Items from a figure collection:
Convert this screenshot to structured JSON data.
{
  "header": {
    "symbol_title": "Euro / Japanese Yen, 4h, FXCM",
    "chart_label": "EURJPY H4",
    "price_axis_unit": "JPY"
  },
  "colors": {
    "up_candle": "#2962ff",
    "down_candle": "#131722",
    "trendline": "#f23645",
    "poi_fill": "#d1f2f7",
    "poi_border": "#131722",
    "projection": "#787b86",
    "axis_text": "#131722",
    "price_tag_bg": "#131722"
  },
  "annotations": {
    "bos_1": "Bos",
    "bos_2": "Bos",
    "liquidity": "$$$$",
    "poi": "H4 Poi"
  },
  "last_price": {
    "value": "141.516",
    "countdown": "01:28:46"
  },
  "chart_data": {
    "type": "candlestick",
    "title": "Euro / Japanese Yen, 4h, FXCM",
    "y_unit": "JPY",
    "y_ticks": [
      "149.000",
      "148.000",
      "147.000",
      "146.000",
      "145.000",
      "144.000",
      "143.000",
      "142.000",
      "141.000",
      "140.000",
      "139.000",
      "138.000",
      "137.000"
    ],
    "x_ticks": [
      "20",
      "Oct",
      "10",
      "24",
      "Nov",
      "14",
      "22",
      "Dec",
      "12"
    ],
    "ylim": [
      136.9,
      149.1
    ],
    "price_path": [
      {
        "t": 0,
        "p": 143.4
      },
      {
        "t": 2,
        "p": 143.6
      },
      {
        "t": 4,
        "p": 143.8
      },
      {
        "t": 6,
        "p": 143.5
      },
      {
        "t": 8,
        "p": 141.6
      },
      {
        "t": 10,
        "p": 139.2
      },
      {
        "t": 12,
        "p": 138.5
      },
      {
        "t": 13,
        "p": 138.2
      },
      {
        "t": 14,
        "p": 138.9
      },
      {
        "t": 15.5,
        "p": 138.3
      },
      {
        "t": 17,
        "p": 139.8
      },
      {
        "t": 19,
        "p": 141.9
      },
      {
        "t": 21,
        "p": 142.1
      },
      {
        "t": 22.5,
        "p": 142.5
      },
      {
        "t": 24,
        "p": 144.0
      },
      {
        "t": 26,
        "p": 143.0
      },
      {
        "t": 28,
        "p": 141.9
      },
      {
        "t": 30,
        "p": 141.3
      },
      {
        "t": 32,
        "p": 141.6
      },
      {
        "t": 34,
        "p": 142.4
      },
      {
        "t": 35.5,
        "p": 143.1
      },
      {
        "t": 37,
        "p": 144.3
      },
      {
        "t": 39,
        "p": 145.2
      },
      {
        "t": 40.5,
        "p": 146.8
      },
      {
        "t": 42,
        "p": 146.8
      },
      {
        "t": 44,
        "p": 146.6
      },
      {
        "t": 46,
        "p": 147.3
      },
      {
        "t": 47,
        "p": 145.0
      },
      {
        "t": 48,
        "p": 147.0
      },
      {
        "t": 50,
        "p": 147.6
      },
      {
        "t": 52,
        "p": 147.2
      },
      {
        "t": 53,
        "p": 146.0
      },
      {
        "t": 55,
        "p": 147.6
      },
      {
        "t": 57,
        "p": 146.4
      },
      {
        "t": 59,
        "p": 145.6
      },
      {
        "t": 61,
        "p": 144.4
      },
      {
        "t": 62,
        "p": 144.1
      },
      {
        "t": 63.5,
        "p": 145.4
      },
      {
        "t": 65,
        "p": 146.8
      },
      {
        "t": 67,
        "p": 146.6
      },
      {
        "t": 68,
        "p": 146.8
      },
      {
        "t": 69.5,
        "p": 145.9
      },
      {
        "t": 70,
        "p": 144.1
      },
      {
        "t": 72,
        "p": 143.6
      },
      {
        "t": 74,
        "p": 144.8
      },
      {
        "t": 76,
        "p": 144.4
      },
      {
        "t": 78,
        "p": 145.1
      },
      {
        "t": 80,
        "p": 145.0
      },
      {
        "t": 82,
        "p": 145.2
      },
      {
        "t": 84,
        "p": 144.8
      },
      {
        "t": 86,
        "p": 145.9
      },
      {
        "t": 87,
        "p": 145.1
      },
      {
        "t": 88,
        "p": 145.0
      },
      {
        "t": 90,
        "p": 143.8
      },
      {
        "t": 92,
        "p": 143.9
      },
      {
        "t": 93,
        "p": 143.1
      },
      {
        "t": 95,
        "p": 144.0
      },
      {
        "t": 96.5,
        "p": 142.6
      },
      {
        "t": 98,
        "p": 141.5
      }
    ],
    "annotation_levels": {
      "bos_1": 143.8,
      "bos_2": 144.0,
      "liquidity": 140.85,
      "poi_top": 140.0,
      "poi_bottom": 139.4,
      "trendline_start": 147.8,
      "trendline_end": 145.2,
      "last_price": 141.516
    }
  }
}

_Aim of the task_
Write the material out again word for word.

_Correct response_
Convert this screenshot to structured JSON data.
{
  "header": {
    "symbol_title": "Euro / Japanese Yen, 4h, FXCM",
    "chart_label": "EURJPY H4",
    "price_axis_unit": "JPY"
  },
  "colors": {
    "up_candle": "#2962ff",
    "down_candle": "#131722",
    "trendline": "#f23645",
    "poi_fill": "#d1f2f7",
    "poi_border": "#131722",
    "projection": "#787b86",
    "axis_text": "#131722",
    "price_tag_bg": "#131722"
  },
  "annotations": {
    "bos_1": "Bos",
    "bos_2": "Bos",
    "liquidity": "$$$$",
    "poi": "H4 Poi"
  },
  "last_price": {
    "value": "141.516",
    "countdown": "01:28:46"
  },
  "chart_data": {
    "type": "candlestick",
    "title": "Euro / Japanese Yen, 4h, FXCM",
    "y_unit": "JPY",
    "y_ticks": [
      "149.000",
      "148.000",
      "147.000",
      "146.000",
      "145.000",
      "144.000",
      "143.000",
      "142.000",
      "141.000",
      "140.000",
      "139.000",
      "138.000",
      "137.000"
    ],
    "x_ticks": [
      "20",
      "Oct",
      "10",
      "24",
      "Nov",
      "14",
      "22",
      "Dec",
      "12"
    ],
    "ylim": [
      136.9,
      149.1
    ],
    "price_path": [
      {
        "t": 0,
        "p": 143.4
      },
      {
        "t": 2,
        "p": 143.6
      },
      {
        "t": 4,
        "p": 143.8
      },
      {
        "t": 6,
        "p": 143.5
      },
      {
        "t": 8,
        "p": 141.6
      },
      {
        "t": 10,
        "p": 139.2
      },
      {
        "t": 12,
        "p": 138.5
      },
      {
        "t": 13,
        "p": 138.2
      },
      {
        "t": 14,
        "p": 138.9
      },
      {
        "t": 15.5,
        "p": 138.3
      },
      {
        "t": 17,
        "p": 139.8
      },
      {
        "t": 19,
        "p": 141.9
      },
      {
        "t": 21,
        "p": 142.1
      },
      {
        "t": 22.5,
        "p": 142.5
      },
      {
        "t": 24,
        "p": 144.0
      },
      {
        "t": 26,
        "p": 143.0
      },
      {
        "t": 28,
        "p": 141.9
      },
      {
        "t": 30,
        "p": 141.3
      },
      {
        "t": 32,
        "p": 141.6
      },
      {
        "t": 34,
        "p": 142.4
      },
      {
        "t": 35.5,
        "p": 143.1
      },
      {
        "t": 37,
        "p": 144.3
      },
      {
        "t": 39,
        "p": 145.2
      },
      {
        "t": 40.5,
        "p": 146.8
      },
      {
        "t": 42,
        "p": 146.8
      },
      {
        "t": 44,
        "p": 146.6
      },
      {
        "t": 46,
        "p": 147.3
      },
      {
        "t": 47,
        "p": 145.0
      },
      {
        "t": 48,
        "p": 147.0
      },
      {
        "t": 50,
        "p": 147.6
      },
      {
        "t": 52,
        "p": 147.2
      },
      {
        "t": 53,
        "p": 146.0
      },
      {
        "t": 55,
        "p": 147.6
      },
      {
        "t": 57,
        "p": 146.4
      },
      {
        "t": 59,
        "p": 145.6
      },
      {
        "t": 61,
        "p": 144.4
      },
      {
        "t": 62,
        "p": 144.1
      },
      {
        "t": 63.5,
        "p": 145.4
      },
      {
        "t": 65,
        "p": 146.8
      },
      {
        "t": 67,
        "p": 146.6
      },
      {
        "t": 68,
        "p": 146.8
      },
      {
        "t": 69.5,
        "p": 145.9
      },
      {
        "t": 70,
        "p": 144.1
      },
      {
        "t": 72,
        "p": 143.6
      },
      {
        "t": 74,
        "p": 144.8
      },
      {
        "t": 76,
        "p": 144.4
      },
      {
        "t": 78,
        "p": 145.1
      },
      {
        "t": 80,
        "p": 145.0
      },
      {
        "t": 82,
        "p": 145.2
      },
      {
        "t": 84,
        "p": 144.8
      },
      {
        "t": 86,
        "p": 145.9
      },
      {
        "t": 87,
        "p": 145.1
      },
      {
        "t": 88,
        "p": 145.0
      },
      {
        "t": 90,
        "p": 143.8
      },
      {
        "t": 92,
        "p": 143.9
      },
      {
        "t": 93,
        "p": 143.1
      },
      {
        "t": 95,
        "p": 144.0
      },
      {
        "t": 96.5,
        "p": 142.6
      },
      {
        "t": 98,
        "p": 141.5
      }
    ],
    "annotation_levels": {
      "bos_1": 143.8,
      "bos_2": 144.0,
      "liquidity": 140.85,
      "poi_top": 140.0,
      "poi_bottom": 139.4,
      "trendline_start": 147.8,
      "trendline_end": 145.2,
      "last_price": 141.516
    }
  }
}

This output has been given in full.